[Start of Data]

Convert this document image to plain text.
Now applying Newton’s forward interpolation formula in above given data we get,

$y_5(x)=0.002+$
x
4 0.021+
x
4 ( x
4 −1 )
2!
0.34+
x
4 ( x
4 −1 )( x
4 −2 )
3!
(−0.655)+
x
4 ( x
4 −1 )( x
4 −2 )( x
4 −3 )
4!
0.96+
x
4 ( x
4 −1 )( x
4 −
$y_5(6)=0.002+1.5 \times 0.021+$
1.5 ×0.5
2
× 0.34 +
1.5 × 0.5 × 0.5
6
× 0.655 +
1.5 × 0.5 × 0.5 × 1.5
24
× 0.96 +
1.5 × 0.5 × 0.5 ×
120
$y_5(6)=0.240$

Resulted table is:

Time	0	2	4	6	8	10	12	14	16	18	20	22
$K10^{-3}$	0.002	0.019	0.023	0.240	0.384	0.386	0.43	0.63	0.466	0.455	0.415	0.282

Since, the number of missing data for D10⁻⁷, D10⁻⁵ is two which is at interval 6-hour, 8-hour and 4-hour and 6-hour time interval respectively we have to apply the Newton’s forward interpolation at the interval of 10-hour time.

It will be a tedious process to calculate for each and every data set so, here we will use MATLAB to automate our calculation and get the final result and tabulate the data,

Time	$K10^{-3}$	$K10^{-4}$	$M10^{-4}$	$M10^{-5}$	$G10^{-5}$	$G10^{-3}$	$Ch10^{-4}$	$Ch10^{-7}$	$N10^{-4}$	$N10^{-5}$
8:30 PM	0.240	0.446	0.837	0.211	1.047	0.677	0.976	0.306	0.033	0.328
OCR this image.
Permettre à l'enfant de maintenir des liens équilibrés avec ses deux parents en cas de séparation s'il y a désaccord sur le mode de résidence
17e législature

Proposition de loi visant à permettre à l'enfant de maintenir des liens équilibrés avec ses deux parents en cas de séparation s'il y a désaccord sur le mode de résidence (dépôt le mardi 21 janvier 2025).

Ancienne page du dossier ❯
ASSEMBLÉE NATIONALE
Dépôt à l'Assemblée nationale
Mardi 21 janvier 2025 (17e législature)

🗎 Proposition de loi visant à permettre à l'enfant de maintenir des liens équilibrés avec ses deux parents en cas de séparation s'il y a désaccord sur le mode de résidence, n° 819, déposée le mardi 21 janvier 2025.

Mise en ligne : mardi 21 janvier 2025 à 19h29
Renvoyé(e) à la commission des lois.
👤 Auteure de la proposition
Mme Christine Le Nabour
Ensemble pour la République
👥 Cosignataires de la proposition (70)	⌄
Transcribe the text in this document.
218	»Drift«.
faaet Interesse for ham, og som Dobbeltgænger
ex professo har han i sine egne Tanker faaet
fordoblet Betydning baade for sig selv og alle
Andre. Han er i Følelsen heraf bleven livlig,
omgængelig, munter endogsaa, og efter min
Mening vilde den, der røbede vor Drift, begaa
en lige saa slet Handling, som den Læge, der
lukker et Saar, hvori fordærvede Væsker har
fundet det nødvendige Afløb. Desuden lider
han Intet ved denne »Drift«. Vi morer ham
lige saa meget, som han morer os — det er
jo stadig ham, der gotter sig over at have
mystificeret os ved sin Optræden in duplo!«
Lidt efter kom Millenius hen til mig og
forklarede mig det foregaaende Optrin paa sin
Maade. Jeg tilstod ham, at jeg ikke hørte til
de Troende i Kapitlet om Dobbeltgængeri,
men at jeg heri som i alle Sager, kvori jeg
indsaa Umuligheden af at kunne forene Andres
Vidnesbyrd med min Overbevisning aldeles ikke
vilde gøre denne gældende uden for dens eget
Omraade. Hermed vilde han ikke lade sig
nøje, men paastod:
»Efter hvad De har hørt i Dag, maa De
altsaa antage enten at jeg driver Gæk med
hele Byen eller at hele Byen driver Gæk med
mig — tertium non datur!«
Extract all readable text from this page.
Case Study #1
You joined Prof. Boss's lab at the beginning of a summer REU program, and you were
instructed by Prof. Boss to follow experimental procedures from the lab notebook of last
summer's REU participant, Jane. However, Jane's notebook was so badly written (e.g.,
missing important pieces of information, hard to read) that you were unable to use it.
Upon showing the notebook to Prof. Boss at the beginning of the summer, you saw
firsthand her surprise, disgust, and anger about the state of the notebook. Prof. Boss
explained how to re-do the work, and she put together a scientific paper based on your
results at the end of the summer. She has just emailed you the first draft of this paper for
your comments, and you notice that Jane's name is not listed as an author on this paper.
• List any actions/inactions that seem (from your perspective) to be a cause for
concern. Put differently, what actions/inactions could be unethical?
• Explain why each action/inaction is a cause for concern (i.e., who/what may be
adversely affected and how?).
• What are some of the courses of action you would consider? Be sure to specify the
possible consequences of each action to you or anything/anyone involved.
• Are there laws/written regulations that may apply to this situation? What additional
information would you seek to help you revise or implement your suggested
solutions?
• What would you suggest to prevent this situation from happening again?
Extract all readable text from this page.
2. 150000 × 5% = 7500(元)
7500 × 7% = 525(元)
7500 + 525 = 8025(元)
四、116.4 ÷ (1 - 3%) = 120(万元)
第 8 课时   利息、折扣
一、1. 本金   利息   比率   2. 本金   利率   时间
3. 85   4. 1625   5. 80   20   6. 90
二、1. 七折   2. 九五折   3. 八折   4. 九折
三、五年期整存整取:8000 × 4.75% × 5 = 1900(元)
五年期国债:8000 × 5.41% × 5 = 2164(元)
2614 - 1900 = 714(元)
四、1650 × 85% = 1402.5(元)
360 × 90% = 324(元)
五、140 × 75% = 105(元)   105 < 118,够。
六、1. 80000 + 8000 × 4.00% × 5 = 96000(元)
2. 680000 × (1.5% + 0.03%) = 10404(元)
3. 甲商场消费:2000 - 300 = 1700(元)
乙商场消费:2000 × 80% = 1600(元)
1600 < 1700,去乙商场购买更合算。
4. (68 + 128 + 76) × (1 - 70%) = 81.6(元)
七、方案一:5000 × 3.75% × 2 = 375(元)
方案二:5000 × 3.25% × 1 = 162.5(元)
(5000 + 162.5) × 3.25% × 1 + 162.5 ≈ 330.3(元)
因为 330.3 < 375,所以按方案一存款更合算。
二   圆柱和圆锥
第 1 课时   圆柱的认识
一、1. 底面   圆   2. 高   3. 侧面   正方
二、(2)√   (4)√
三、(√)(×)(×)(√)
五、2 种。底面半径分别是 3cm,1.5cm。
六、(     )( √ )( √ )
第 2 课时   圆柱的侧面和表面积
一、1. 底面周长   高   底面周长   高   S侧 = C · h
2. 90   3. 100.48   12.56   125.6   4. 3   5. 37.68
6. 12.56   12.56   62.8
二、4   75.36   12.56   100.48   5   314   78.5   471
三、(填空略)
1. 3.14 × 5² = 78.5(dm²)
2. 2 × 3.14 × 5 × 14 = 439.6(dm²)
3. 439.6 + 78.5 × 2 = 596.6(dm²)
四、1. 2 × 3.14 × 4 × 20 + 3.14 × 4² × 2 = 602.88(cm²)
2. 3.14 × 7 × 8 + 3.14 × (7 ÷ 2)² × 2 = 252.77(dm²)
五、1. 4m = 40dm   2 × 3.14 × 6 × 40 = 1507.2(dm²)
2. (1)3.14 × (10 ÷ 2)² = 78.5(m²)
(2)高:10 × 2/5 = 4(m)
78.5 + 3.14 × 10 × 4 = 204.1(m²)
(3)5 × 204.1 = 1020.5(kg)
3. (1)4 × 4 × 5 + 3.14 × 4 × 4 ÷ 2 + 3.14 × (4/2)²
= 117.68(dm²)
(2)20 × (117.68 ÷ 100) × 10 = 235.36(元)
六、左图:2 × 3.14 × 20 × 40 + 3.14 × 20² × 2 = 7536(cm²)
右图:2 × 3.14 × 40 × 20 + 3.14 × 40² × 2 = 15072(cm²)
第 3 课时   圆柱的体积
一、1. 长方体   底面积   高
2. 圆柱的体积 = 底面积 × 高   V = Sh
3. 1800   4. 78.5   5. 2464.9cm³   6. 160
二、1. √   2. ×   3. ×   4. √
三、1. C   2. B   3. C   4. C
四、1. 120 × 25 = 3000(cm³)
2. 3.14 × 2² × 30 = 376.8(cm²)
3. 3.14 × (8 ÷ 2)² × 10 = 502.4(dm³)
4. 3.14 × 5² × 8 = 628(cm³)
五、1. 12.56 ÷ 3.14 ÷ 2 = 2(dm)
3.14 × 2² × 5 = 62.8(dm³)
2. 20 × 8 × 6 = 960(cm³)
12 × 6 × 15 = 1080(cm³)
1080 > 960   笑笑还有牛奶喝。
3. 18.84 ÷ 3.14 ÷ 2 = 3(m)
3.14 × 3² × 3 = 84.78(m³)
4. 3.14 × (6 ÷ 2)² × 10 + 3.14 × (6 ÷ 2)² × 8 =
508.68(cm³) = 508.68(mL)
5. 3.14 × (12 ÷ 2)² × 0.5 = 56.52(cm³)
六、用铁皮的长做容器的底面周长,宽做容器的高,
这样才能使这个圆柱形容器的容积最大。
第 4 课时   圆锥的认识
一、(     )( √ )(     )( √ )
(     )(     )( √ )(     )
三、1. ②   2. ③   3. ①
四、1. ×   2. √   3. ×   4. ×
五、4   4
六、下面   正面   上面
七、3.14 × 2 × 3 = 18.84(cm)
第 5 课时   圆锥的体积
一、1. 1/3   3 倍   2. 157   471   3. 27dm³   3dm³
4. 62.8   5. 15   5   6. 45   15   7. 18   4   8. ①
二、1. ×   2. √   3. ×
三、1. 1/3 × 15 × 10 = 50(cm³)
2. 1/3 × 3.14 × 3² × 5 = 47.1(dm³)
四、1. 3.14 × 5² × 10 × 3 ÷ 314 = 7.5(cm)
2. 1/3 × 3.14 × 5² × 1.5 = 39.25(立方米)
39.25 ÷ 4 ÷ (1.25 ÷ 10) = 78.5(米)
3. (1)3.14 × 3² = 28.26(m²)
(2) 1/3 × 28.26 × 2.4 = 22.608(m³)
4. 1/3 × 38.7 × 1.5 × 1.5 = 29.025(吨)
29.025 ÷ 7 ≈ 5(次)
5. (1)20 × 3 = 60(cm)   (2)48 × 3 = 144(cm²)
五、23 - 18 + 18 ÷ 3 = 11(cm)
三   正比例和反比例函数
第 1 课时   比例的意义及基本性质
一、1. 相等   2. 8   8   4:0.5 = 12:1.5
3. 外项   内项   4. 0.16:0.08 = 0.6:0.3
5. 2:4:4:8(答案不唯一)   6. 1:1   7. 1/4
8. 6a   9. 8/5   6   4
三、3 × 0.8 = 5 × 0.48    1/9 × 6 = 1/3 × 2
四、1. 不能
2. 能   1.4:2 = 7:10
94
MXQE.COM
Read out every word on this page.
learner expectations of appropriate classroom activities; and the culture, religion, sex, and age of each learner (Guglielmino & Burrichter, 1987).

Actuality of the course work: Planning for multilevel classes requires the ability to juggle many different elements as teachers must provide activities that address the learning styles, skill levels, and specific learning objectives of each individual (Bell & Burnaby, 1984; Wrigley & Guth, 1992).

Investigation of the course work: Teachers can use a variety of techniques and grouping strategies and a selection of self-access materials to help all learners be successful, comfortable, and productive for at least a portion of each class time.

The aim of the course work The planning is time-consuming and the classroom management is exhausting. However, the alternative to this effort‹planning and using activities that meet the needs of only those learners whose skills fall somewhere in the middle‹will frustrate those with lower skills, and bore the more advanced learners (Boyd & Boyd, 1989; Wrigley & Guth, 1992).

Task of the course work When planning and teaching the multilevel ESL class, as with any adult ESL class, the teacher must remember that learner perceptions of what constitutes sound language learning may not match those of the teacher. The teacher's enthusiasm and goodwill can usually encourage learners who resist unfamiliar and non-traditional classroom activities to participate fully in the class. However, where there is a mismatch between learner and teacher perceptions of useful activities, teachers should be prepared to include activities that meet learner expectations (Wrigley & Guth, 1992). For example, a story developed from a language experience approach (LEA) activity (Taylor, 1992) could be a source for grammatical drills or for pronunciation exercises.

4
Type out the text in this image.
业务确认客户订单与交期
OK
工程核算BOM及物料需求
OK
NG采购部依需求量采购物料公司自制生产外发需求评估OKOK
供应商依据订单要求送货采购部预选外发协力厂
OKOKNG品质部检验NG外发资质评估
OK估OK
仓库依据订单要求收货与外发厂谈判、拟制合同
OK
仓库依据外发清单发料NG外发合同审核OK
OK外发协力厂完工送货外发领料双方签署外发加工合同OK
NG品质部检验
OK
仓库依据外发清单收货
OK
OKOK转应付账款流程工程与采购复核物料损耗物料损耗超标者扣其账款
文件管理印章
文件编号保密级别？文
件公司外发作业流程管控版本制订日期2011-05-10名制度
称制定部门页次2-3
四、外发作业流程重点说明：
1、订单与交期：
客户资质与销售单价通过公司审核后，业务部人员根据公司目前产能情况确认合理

[End of Data]

[What to produce]: Pull out each line containing the word "séparation" and copy it.

[Problem solution]:
Permettre à l'enfant de maintenir des liens équilibrés avec ses deux parents en cas de séparation s'il y a désaccord sur le mode de résidence
Proposition de loi visant à permettre à l'enfant de maintenir des liens équilibrés avec ses deux parents en cas de séparation s'il y a désaccord sur le mode de résidence (dépôt le mardi 21 janvier 2025).
🗎 Proposition de loi visant à permettre à l'enfant de maintenir des liens équilibrés avec ses deux parents en cas de séparation s'il y a désaccord sur le mode de résidence, n° 819, déposée le mardi 21 janvier 2025.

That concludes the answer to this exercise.